What the task requires:
Extract all of the data and reproduce it precisely.

☆ ☆ ☆ ☆

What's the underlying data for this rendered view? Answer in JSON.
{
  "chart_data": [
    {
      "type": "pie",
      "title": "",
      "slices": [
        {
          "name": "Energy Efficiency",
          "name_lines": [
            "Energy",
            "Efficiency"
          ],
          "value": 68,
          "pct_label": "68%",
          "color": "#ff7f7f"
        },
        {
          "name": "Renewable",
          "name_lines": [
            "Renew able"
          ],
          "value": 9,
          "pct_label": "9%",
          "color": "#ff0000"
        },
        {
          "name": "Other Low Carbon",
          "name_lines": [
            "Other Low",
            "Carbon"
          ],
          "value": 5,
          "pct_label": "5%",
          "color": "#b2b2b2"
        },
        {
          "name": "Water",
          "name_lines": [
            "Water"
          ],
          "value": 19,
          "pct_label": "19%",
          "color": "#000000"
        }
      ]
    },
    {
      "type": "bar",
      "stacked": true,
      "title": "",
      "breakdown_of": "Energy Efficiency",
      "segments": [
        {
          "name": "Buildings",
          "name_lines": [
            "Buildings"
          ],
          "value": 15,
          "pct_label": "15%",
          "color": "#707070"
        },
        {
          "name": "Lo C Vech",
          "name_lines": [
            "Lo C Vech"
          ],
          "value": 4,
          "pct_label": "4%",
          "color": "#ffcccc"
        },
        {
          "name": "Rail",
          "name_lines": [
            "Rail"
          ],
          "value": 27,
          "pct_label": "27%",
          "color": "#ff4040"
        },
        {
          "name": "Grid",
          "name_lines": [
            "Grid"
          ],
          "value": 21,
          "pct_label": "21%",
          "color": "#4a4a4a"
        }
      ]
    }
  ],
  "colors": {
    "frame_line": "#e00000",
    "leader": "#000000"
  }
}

☆ ☆ ☆ ☆

Exercise response:
What's the underlying data for this rendered view? Answer in JSON.
{
  "chart_data": [
    {
      "type": "pie",
      "title": "",
      "slices": [
        {
          "name": "Energy Efficiency",
          "name_lines": [
            "Energy",
            "Efficiency"
          ],
          "value": 68,
          "pct_label": "68%",
          "color": "#ff7f7f"
        },
        {
          "name": "Renewable",
          "name_lines": [
            "Renew able"
          ],
          "value": 9,
          "pct_label": "9%",
          "color": "#ff0000"
        },
        {
          "name": "Other Low Carbon",
          "name_lines": [
            "Other Low",
            "Carbon"
          ],
          "value": 5,
          "pct_label": "5%",
          "color": "#b2b2b2"
        },
        {
          "name": "Water",
          "name_lines": [
            "Water"
          ],
          "value": 19,
          "pct_label": "19%",
          "color": "#000000"
        }
      ]
    },
    {
      "type": "bar",
      "stacked": true,
      "title": "",
      "breakdown_of": "Energy Efficiency",
      "segments": [
        {
          "name": "Buildings",
          "name_lines": [
            "Buildings"
          ],
          "value": 15,
          "pct_label": "15%",
          "color": "#707070"
        },
        {
          "name": "Lo C Vech",
          "name_lines": [
            "Lo C Vech"
          ],
          "value": 4,
          "pct_label": "4%",
          "color": "#ffcccc"
        },
        {
          "name": "Rail",
          "name_lines": [
            "Rail"
          ],
          "value": 27,
          "pct_label": "27%",
          "color": "#ff4040"
        },
        {
          "name": "Grid",
          "name_lines": [
            "Grid"
          ],
          "value": 21,
          "pct_label": "21%",
          "color": "#4a4a4a"
        }
      ]
    }
  ],
  "colors": {
    "frame_line": "#e00000",
    "leader": "#000000"
  }
}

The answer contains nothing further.